== Problem requirements ==
Set down every record once more, exactly as given.

= = = = = = =

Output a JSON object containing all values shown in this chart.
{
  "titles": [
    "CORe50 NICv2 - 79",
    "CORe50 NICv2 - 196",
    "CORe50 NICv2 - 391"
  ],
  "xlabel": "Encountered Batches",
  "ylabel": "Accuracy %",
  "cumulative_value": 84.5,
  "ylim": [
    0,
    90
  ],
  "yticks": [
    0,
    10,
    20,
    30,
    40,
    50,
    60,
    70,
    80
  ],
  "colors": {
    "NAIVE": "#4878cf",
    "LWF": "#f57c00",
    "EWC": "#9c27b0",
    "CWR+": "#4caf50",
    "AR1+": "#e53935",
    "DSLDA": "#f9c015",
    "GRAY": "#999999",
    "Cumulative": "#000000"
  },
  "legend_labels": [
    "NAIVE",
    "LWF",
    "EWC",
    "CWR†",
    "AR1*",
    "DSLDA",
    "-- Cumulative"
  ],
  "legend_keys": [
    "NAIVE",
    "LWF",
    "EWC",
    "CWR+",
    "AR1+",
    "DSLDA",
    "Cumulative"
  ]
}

= = = = = = =

== Solved problem ==
Output a JSON object containing all values shown in this chart.
{
  "titles": [
    "CORe50 NICv2 - 79",
    "CORe50 NICv2 - 196",
    "CORe50 NICv2 - 391"
  ],
  "xlabel": "Encountered Batches",
  "ylabel": "Accuracy %",
  "cumulative_value": 84.5,
  "ylim": [
    0,
    90
  ],
  "yticks": [
    0,
    10,
    20,
    30,
    40,
    50,
    60,
    70,
    80
  ],
  "colors": {
    "NAIVE": "#4878cf",
    "LWF": "#f57c00",
    "EWC": "#9c27b0",
    "CWR+": "#4caf50",
    "AR1+": "#e53935",
    "DSLDA": "#f9c015",
    "GRAY": "#999999",
    "Cumulative": "#000000"
  },
  "legend_labels": [
    "NAIVE",
    "LWF",
    "EWC",
    "CWR†",
    "AR1*",
    "DSLDA",
    "-- Cumulative"
  ],
  "legend_keys": [
    "NAIVE",
    "LWF",
    "EWC",
    "CWR+",
    "AR1+",
    "DSLDA",
    "Cumulative"
  ]
}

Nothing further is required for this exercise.